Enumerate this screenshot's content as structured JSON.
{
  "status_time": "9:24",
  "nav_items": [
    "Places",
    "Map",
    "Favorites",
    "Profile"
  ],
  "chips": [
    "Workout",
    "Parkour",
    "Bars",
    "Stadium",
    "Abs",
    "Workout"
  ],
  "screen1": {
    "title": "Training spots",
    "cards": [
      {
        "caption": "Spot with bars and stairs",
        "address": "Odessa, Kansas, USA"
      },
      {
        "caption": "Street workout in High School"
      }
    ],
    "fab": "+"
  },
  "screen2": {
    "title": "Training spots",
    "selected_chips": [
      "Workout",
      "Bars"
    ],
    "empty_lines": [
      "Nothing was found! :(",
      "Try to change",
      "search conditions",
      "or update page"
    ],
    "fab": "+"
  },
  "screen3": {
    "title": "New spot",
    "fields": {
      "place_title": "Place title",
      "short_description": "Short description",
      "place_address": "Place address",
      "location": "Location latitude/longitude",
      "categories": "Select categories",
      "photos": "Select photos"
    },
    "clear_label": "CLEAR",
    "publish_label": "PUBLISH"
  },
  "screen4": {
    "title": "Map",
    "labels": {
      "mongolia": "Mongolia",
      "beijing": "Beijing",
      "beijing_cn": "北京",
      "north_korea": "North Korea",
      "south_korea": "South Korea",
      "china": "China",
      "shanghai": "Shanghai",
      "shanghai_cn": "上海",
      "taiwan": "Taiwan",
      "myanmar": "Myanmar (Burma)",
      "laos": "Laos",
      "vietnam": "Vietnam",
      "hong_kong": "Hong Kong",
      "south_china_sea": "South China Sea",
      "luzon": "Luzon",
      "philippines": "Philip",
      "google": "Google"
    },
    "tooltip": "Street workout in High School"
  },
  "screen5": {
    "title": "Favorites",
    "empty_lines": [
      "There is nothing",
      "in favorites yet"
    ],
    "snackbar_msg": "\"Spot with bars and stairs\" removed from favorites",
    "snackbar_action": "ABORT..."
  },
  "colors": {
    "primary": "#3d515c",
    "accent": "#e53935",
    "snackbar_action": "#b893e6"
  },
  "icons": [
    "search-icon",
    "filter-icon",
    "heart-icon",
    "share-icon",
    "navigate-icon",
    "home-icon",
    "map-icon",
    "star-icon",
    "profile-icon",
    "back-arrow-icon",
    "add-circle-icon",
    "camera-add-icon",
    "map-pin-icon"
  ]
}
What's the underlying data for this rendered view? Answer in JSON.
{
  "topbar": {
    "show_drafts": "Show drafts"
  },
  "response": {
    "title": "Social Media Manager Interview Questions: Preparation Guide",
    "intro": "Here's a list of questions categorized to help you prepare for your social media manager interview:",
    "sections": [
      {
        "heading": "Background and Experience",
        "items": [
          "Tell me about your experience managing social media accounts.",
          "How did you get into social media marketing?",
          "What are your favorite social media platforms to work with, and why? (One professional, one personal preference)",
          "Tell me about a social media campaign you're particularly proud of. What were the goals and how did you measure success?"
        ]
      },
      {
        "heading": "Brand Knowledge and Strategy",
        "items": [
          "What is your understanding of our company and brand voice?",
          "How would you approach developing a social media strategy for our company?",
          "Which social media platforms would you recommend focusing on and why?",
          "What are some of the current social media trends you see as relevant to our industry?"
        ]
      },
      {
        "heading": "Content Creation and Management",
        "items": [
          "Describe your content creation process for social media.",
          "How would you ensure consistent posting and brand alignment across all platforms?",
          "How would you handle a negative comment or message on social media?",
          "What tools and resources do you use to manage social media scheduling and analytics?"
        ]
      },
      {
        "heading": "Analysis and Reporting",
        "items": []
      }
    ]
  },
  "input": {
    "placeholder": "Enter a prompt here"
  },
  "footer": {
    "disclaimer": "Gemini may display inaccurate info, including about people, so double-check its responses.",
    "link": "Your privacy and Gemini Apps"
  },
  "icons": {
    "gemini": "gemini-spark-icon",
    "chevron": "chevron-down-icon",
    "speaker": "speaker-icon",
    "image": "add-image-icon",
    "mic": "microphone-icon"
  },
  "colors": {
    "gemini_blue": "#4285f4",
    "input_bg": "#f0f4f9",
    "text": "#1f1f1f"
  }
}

---

Aim of the exercise. Return all of the data word for word.

The response.
Enumerate this screenshot's content as structured JSON.
{
  "status_time": "9:24",
  "nav_items": [
    "Places",
    "Map",
    "Favorites",
    "Profile"
  ],
  "chips": [
    "Workout",
    "Parkour",
    "Bars",
    "Stadium",
    "Abs",
    "Workout"
  ],
  "screen1": {
    "title": "Training spots",
    "cards": [
      {
        "caption": "Spot with bars and stairs",
        "address": "Odessa, Kansas, USA"
      },
      {
        "caption": "Street workout in High School"
      }
    ],
    "fab": "+"
  },
  "screen2": {
    "title": "Training spots",
    "selected_chips": [
      "Workout",
      "Bars"
    ],
    "empty_lines": [
      "Nothing was found! :(",
      "Try to change",
      "search conditions",
      "or update page"
    ],
    "fab": "+"
  },
  "screen3": {
    "title": "New spot",
    "fields": {
      "place_title": "Place title",
      "short_description": "Short description",
      "place_address": "Place address",
      "location": "Location latitude/longitude",
      "categories": "Select categories",
      "photos": "Select photos"
    },
    "clear_label": "CLEAR",
    "publish_label": "PUBLISH"
  },
  "screen4": {
    "title": "Map",
    "labels": {
      "mongolia": "Mongolia",
      "beijing": "Beijing",
      "beijing_cn": "北京",
      "north_korea": "North Korea",
      "south_korea": "South Korea",
      "china": "China",
      "shanghai": "Shanghai",
      "shanghai_cn": "上海",
      "taiwan": "Taiwan",
      "myanmar": "Myanmar (Burma)",
      "laos": "Laos",
      "vietnam": "Vietnam",
      "hong_kong": "Hong Kong",
      "south_china_sea": "South China Sea",
      "luzon": "Luzon",
      "philippines": "Philip",
      "google": "Google"
    },
    "tooltip": "Street workout in High School"
  },
  "screen5": {
    "title": "Favorites",
    "empty_lines": [
      "There is nothing",
      "in favorites yet"
    ],
    "snackbar_msg": "\"Spot with bars and stairs\" removed from favorites",
    "snackbar_action": "ABORT..."
  },
  "colors": {
    "primary": "#3d515c",
    "accent": "#e53935",
    "snackbar_action": "#b893e6"
  },
  "icons": [
    "search-icon",
    "filter-icon",
    "heart-icon",
    "share-icon",
    "navigate-icon",
    "home-icon",
    "map-icon",
    "star-icon",
    "profile-icon",
    "back-arrow-icon",
    "add-circle-icon",
    "camera-add-icon",
    "map-pin-icon"
  ]
}
What's the underlying data for this rendered view? Answer in JSON.
{
  "topbar": {
    "show_drafts": "Show drafts"
  },
  "response": {
    "title": "Social Media Manager Interview Questions: Preparation Guide",
    "intro": "Here's a list of questions categorized to help you prepare for your social media manager interview:",
    "sections": [
      {
        "heading": "Background and Experience",
        "items": [
          "Tell me about your experience managing social media accounts.",
          "How did you get into social media marketing?",
          "What are your favorite social media platforms to work with, and why? (One professional, one personal preference)",
          "Tell me about a social media campaign you're particularly proud of. What were the goals and how did you measure success?"
        ]
      },
      {
        "heading": "Brand Knowledge and Strategy",
        "items": [
          "What is your understanding of our company and brand voice?",
          "How would you approach developing a social media strategy for our company?",
          "Which social media platforms would you recommend focusing on and why?",
          "What are some of the current social media trends you see as relevant to our industry?"
        ]
      },
      {
        "heading": "Content Creation and Management",
        "items": [
          "Describe your content creation process for social media.",
          "How would you ensure consistent posting and brand alignment across all platforms?",
          "How would you handle a negative comment or message on social media?",
          "What tools and resources do you use to manage social media scheduling and analytics?"
        ]
      },
      {
        "heading": "Analysis and Reporting",
        "items": []
      }
    ]
  },
  "input": {
    "placeholder": "Enter a prompt here"
  },
  "footer": {
    "disclaimer": "Gemini may display inaccurate info, including about people, so double-check its responses.",
    "link": "Your privacy and Gemini Apps"
  },
  "icons": {
    "gemini": "gemini-spark-icon",
    "chevron": "chevron-down-icon",
    "speaker": "speaker-icon",
    "image": "add-image-icon",
    "mic": "microphone-icon"
  },
  "colors": {
    "gemini_blue": "#4285f4",
    "input_bg": "#f0f4f9",
    "text": "#1f1f1f"
  }
}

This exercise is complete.